-- start of Information provided --

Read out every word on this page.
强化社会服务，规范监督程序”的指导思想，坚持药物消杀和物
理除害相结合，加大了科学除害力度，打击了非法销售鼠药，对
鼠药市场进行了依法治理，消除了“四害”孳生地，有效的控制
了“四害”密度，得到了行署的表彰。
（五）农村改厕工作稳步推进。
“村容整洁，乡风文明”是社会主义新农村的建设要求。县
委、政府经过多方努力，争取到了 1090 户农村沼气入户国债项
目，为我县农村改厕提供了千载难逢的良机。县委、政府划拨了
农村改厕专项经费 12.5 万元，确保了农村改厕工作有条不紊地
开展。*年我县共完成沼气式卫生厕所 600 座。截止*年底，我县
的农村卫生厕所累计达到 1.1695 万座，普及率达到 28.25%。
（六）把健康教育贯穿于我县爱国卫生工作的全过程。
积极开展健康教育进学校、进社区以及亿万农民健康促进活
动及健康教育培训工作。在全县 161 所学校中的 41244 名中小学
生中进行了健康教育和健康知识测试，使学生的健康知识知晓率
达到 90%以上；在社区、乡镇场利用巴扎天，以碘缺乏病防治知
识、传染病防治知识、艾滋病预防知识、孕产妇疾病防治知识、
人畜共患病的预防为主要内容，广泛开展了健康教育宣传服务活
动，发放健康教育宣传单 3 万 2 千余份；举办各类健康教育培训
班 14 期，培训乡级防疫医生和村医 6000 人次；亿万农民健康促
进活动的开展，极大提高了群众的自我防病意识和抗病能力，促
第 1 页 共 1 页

-- end of Information provided --

■ What you will do:
Reproduce each entry word for word.

■ Task response:
Read out every word on this page.
强化社会服务，规范监督程序”的指导思想，坚持药物消杀和物
理除害相结合，加大了科学除害力度，打击了非法销售鼠药，对
鼠药市场进行了依法治理，消除了“四害”孳生地，有效的控制
了“四害”密度，得到了行署的表彰。
（五）农村改厕工作稳步推进。
“村容整洁，乡风文明”是社会主义新农村的建设要求。县
委、政府经过多方努力，争取到了 1090 户农村沼气入户国债项
目，为我县农村改厕提供了千载难逢的良机。县委、政府划拨了
农村改厕专项经费 12.5 万元，确保了农村改厕工作有条不紊地
开展。*年我县共完成沼气式卫生厕所 600 座。截止*年底，我县
的农村卫生厕所累计达到 1.1695 万座，普及率达到 28.25%。
（六）把健康教育贯穿于我县爱国卫生工作的全过程。
积极开展健康教育进学校、进社区以及亿万农民健康促进活
动及健康教育培训工作。在全县 161 所学校中的 41244 名中小学
生中进行了健康教育和健康知识测试，使学生的健康知识知晓率
达到 90%以上；在社区、乡镇场利用巴扎天，以碘缺乏病防治知
识、传染病防治知识、艾滋病预防知识、孕产妇疾病防治知识、
人畜共患病的预防为主要内容，广泛开展了健康教育宣传服务活
动，发放健康教育宣传单 3 万 2 千余份；举办各类健康教育培训
班 14 期，培训乡级防疫医生和村医 6000 人次；亿万农民健康促
进活动的开展，极大提高了群众的自我防病意识和抗病能力，促
第 1 页 共 1 页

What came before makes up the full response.